**Written task:** Work through the listing below and count the lines that hold "Sorot". Answer with the number alone.
——
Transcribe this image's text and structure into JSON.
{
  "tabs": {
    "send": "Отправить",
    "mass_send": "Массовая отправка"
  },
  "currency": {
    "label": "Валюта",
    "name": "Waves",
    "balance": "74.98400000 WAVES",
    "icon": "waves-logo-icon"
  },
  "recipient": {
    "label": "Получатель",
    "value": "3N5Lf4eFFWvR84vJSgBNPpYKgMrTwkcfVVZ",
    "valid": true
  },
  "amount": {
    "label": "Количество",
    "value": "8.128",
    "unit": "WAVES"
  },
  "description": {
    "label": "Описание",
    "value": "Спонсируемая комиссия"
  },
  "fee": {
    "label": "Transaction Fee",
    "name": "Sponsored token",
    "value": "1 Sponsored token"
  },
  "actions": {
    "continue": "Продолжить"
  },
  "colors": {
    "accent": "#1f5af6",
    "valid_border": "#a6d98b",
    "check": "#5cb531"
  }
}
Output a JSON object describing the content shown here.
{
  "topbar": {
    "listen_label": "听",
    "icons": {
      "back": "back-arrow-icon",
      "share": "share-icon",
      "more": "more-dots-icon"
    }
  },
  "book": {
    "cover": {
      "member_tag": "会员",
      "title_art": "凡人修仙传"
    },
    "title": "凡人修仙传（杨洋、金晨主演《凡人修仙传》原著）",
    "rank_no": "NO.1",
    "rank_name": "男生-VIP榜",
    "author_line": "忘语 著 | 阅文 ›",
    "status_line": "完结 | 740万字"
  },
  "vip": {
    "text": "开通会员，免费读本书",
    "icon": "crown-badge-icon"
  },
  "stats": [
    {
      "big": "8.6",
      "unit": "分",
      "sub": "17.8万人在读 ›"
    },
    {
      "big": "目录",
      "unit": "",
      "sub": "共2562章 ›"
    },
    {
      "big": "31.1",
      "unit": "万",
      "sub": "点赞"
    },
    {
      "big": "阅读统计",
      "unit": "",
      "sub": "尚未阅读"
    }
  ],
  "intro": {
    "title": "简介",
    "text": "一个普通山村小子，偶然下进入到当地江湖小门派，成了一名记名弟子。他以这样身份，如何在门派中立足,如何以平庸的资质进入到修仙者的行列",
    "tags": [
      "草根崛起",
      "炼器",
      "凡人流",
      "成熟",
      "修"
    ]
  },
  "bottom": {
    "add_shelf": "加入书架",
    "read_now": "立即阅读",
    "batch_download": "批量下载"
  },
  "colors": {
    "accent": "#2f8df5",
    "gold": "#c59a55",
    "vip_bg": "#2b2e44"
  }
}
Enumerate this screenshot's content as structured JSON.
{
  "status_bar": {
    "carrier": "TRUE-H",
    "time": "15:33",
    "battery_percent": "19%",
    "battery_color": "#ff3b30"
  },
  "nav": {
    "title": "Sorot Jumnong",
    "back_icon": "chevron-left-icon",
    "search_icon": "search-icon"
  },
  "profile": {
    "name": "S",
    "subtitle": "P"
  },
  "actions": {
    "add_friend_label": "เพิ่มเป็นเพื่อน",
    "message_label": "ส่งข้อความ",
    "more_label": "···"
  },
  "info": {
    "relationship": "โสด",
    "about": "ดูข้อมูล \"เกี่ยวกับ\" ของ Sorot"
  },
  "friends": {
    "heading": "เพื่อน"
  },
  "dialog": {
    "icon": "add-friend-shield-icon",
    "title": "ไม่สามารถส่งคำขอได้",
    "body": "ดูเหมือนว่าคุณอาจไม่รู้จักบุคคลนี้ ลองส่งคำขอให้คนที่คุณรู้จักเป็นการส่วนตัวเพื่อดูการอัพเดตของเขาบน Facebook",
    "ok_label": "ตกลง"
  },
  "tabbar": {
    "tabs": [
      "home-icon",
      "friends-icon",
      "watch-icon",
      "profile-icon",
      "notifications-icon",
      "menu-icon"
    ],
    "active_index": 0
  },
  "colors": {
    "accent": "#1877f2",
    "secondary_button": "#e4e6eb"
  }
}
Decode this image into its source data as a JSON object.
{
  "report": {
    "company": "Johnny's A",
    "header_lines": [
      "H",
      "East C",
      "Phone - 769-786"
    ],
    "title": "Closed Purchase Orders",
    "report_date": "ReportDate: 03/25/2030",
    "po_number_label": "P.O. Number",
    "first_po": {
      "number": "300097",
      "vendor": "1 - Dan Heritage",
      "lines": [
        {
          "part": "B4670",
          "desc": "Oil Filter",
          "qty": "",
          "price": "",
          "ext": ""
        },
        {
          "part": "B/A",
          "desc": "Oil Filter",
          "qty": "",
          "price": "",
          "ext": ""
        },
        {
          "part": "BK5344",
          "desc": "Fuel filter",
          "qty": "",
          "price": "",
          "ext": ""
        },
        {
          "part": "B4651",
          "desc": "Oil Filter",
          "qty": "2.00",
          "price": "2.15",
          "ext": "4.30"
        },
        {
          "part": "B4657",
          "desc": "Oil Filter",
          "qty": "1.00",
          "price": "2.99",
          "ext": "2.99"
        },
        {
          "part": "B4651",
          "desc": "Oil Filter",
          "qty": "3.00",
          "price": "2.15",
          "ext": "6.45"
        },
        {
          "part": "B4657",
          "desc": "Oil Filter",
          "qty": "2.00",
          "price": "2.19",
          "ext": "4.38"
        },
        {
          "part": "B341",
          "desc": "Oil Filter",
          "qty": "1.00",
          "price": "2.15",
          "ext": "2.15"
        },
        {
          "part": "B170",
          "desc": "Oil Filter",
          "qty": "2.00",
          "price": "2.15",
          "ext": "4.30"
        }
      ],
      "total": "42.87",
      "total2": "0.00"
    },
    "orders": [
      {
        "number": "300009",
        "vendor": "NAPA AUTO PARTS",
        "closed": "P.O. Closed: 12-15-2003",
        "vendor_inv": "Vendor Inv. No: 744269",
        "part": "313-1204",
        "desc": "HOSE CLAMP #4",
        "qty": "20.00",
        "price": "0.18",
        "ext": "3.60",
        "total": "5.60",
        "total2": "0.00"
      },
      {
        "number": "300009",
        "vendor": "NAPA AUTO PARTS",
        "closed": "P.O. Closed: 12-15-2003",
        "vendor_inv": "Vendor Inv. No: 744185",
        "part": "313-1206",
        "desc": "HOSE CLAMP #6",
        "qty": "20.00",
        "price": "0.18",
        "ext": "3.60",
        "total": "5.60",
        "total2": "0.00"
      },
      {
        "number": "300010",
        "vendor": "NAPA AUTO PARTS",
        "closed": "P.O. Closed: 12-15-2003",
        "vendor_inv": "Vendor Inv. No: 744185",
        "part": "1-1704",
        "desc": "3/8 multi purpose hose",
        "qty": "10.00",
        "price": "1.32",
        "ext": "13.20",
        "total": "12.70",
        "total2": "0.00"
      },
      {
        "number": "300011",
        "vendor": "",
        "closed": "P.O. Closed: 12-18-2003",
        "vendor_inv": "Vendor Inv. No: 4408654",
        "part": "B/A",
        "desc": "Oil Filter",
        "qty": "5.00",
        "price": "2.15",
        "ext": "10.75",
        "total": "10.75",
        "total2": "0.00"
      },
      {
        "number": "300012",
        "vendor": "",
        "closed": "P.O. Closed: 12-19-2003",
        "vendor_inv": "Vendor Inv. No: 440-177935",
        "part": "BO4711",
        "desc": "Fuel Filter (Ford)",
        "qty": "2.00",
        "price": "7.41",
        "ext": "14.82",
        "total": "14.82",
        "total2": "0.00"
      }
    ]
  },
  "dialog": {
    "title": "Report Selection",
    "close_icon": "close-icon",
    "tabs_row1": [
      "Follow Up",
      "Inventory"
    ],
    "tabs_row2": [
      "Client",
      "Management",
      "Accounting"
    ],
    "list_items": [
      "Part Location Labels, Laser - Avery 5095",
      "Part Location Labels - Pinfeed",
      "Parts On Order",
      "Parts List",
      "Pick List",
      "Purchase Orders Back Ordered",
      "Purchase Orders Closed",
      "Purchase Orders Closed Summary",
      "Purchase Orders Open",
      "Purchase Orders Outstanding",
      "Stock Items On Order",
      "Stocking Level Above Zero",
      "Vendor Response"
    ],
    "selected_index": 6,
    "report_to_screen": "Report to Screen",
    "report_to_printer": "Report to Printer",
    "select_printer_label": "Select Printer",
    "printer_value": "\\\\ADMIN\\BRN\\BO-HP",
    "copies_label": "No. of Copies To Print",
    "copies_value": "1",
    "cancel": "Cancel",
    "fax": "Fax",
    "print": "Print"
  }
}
——
**Full output:** 2